Actions to take>
• A. Print the portion of the Aliso Viejo mayors list below from "This is a list" to "July 1, 2001.", word for word.
• B. Give what follows the final sentence of the article on Aliso Viejo's mayors below.

Document segment>
┄┄┄┄┄┄┄┄┄┄┄┄┄┄┄┄┄┄┄┄
This is a list of mayors of Aliso Viejo in Orange County, California — since its incorporation in 2001.

==List==

| # | Image | Name | Took office | Left office | Mayor Pro Tem |
Mayors of the City of Aliso Viejo The City of Aliso Viejo was incorporated by act of the California State Legislature on July 1, 2001.
| 1 |  | Carmen Vali-Cave | July 1, 2001 | December 31, 2002 | Cynthia Pickett |
| 2 |  | Cynthia Adams | January 1, 2003 | December 31, 2003 | William A. "Bill" Phillips |
| 3 |  | William A. "Bill" Phillips | January 1, 2004 | December 31, 2004 | Karl Warkomski |
| 4 |  | Karl Warkomski | January 1, 2005 | December 31, 2005 | Carmen Vali-Cave |
| 5 |  | Carmen Vali-Cave | January 1, 2006 | December 31, 2006 | Cynthia Adams |
| 6 |  | Cynthia Adams | January 1, 2007 | May 13, 2007 | Carmen Vali-Cave |
| Vacant |  | May 13, 2007 | June 6, 2007 |
| 7 |  | Carmen Vali-Cave | June 6, 2007 | December 31, 2007 | William A. "Bill" Phillips |
| 8 |  | William A. "Bill" Phillips | January 1, 2008 | December 31, 2008 |  |
| 9 |  | Donald Garcia | January 1, 2009 | December 31, 2009 | Phillip B. Tsunoda |
| 10 |  | Phillip B. Tsunoda | January 1, 2010 | December 31, 2010 | Carmen Vali-Cave |
| 11 |  | Carmen Vali-Cave | January 1, 2011 | December 31, 2011 |  |
| 12 |  | Donald Garcia | January 1, 2012 | December 31, 2012 | William A. "Bill" Phillips |
| 13 |  | Carmen Vali-Cave | January 1, 2013 | December 31, 2013 | Phillip B. Tsunoda |
| 14 |  | Phillip B. Tsunoda | January 1, 2014 | December 31, 2014 | William A. "Bill" Phillips |
| 15 |  | William A. "Bill" Phillips | January 1, 2015 | December 31, 2015 | Mike Munzing |
| 16 |  | Mike Munzing | January 1, 2016 | December 31, 2016 | Dave Harrington |
| 17 |  | Dave Harrington | January 1, 2017 | December 31, 2017 | Phillip B. Tsunoda |
| 17 |  | Dave Harrington | January 1, 2018 | December 31, 2019 | Ross Chun |
| 18 |  | Mike Munzing | January 1, 2020 | Incumbent | Tiffany Ackley |
| 19 |  | Tiffany Ackley | January 1, 2021 |  |  |

==History of city council==
When Aliso Viejo was first incorporated as a city in 2001, five city council members were elected to serve terms. Carmen Vali was chosen to serve as the city's first mayor because she was instrumental in getting the city incorporated; and Cynthia Pickett was chosen to serve as the city's mayor pro tem. Both were reelected in November 2006 to terms ending in 2010. Both women later married during their terms, with Carmen Vali becoming Carmen Vali-Cave and Cynthia Pickett becoming Cynthia Adams.
┄┄┄┄┄┄┄┄┄┄┄┄┄┄┄┄┄┄┄┄
[Data records]

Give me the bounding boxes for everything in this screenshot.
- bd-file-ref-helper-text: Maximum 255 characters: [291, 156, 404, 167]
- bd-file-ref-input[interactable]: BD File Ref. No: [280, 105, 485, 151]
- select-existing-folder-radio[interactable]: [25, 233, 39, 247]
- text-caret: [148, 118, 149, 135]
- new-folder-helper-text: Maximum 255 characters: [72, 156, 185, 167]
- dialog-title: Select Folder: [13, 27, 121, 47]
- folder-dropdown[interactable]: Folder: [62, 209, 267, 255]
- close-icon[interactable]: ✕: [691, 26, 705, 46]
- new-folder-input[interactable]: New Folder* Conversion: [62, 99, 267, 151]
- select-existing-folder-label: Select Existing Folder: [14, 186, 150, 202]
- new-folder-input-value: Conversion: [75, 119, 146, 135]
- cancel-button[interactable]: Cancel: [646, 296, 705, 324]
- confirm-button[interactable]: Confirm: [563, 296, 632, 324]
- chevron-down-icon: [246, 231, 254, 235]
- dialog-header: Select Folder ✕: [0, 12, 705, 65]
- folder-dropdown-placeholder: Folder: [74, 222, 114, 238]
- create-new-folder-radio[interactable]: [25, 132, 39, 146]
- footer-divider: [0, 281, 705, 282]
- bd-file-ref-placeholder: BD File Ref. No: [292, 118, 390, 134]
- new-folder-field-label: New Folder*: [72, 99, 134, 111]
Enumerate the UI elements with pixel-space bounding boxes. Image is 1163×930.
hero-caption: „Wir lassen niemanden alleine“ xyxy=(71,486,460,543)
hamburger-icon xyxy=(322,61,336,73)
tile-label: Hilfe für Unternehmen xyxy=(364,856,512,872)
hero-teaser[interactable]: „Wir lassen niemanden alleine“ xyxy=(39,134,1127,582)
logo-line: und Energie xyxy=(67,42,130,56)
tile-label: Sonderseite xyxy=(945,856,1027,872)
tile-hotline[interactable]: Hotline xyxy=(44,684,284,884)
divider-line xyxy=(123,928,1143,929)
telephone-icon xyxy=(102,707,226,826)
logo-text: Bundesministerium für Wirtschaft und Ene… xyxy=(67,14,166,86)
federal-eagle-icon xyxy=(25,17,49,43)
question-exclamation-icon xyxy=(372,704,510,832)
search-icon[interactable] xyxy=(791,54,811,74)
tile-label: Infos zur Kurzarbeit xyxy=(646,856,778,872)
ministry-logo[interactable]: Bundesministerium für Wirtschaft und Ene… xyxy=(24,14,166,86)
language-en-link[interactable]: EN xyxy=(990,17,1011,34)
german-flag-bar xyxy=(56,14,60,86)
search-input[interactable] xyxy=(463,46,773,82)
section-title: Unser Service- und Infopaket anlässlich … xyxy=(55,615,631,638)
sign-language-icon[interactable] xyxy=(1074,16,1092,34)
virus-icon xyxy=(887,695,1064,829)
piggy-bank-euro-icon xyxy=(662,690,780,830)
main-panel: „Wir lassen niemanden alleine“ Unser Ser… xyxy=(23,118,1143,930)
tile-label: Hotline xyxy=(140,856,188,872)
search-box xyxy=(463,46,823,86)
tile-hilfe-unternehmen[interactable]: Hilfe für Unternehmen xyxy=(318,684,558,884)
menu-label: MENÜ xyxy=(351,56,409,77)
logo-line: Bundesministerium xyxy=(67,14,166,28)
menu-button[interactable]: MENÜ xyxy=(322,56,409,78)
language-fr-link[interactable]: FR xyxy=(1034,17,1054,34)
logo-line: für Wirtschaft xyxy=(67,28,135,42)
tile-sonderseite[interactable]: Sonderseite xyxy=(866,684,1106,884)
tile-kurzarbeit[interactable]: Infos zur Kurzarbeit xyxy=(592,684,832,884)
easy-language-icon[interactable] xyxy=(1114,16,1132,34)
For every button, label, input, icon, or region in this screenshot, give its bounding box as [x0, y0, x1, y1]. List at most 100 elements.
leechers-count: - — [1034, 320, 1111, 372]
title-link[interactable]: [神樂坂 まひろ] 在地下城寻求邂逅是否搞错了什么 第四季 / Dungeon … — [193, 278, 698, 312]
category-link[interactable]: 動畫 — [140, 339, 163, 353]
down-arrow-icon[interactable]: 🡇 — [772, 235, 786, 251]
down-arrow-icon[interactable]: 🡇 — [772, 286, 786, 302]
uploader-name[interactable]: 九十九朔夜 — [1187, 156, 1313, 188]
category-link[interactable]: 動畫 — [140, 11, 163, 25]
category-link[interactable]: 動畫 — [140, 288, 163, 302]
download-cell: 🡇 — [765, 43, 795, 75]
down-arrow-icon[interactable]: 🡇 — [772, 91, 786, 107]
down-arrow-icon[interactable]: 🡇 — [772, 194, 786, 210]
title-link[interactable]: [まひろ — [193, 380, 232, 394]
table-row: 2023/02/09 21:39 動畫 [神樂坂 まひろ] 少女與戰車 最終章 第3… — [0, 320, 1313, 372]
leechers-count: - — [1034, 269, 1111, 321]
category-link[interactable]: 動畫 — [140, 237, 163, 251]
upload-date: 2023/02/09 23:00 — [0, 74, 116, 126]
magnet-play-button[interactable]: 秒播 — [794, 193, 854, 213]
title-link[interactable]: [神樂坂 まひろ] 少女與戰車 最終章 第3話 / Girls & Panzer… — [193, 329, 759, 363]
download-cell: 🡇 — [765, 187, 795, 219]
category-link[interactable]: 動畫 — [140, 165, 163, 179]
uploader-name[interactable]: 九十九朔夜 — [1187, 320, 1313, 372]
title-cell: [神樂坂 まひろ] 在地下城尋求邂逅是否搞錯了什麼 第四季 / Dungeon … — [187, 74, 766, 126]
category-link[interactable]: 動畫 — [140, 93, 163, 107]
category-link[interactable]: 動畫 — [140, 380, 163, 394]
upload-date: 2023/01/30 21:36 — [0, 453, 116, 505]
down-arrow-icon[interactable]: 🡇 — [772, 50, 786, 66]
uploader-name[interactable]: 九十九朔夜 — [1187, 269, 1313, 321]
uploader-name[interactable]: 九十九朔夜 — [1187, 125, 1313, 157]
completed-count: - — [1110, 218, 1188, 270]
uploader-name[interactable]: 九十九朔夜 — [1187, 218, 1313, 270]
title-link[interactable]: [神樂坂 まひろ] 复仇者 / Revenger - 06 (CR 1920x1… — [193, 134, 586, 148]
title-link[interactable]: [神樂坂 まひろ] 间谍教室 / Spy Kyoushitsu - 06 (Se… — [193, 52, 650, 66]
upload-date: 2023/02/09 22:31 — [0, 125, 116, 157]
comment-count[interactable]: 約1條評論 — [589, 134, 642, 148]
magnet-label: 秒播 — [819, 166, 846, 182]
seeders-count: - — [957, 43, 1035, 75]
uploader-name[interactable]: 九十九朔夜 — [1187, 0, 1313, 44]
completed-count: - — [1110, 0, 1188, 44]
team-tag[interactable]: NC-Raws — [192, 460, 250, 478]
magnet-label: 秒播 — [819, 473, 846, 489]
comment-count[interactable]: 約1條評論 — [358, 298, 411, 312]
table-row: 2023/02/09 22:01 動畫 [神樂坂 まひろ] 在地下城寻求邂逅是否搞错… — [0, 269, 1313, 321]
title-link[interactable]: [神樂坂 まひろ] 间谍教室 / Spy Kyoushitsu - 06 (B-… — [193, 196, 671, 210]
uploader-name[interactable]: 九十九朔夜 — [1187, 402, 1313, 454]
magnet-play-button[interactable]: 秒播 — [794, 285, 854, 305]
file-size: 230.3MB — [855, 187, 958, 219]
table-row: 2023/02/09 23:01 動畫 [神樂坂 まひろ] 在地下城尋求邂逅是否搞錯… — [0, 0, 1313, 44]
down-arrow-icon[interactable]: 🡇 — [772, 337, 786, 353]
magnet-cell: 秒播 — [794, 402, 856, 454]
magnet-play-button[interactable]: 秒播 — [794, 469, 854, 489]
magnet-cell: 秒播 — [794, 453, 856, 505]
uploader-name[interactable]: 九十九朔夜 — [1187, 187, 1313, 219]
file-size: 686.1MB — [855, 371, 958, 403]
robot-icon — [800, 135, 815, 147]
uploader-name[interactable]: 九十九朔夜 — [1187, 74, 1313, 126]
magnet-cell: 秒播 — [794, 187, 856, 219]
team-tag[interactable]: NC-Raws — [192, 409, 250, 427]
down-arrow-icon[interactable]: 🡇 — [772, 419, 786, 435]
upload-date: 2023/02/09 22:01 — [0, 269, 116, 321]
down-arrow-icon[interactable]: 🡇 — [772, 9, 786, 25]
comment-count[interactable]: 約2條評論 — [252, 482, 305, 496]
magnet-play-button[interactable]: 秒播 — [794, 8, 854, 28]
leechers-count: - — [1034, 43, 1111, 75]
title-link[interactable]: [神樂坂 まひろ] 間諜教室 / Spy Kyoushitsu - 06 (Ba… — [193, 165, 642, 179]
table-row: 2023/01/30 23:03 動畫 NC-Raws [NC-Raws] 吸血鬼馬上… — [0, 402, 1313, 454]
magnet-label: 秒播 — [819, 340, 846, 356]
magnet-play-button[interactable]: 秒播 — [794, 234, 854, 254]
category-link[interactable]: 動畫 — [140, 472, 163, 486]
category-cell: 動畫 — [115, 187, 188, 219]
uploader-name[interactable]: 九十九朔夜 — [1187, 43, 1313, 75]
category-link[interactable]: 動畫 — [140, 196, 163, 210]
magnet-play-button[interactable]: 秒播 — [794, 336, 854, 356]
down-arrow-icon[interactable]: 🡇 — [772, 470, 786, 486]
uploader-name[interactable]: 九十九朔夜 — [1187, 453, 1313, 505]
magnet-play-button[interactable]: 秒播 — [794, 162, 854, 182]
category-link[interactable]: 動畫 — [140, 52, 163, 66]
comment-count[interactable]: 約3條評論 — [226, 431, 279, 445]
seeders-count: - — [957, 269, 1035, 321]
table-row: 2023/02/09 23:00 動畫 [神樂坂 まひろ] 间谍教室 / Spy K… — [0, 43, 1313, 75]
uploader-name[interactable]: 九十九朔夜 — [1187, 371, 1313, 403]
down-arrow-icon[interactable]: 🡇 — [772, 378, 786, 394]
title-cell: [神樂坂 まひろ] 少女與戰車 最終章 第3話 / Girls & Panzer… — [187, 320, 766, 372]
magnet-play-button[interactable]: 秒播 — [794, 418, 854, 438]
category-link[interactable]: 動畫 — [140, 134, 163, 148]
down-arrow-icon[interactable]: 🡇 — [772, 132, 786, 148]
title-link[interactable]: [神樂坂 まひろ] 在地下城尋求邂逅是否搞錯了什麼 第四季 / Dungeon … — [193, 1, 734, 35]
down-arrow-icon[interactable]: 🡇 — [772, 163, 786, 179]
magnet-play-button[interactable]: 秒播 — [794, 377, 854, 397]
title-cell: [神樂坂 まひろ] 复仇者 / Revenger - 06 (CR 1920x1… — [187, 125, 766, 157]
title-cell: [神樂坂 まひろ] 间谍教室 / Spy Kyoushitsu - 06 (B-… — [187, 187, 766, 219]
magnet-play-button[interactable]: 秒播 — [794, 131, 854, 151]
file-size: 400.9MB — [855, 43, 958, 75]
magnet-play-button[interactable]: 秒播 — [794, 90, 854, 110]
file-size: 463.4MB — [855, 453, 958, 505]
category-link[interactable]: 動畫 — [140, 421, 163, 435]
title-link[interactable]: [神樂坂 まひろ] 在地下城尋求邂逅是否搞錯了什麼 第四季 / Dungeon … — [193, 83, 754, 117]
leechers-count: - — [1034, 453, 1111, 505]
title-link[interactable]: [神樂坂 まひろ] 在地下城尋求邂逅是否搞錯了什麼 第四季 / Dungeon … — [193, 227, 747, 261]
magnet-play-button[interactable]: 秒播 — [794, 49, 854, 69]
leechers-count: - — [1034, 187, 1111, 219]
┄┄┄┄┄┄┄┄┄┄┄┄┄┄┄┄┄┄┄┄
Activity answers>
• A.
This is a list of mayors of Aliso Viejo in Orange County, California — since its incorporation in 2001.

==List==

| # | Image | Name | Took office | Left office | Mayor Pro Tem |
Mayors of the City of Aliso Viejo The City of Aliso Viejo was incorporated by act of the California State Legislature on July 1, 2001.

• B.
Also elected in 2001 were Bill Phillips, Karl Warkomski, and Greg Ficke. Each of these candidates were re-elected to serve on City Council in 2004 to terms ending in 2008.

A new mayor is selected from the five city council members each year.

So far, Ficke is the only member of the original council to never have served as mayor, while Cynthia Adams and Carmen Vali-Cave are the only original members to have served as mayor for more than one term. Until Warkomski's resignation in February 2007 and Adams's resignation three months later, all five current city council members had been the only five to have served on city council since the city's incorporation.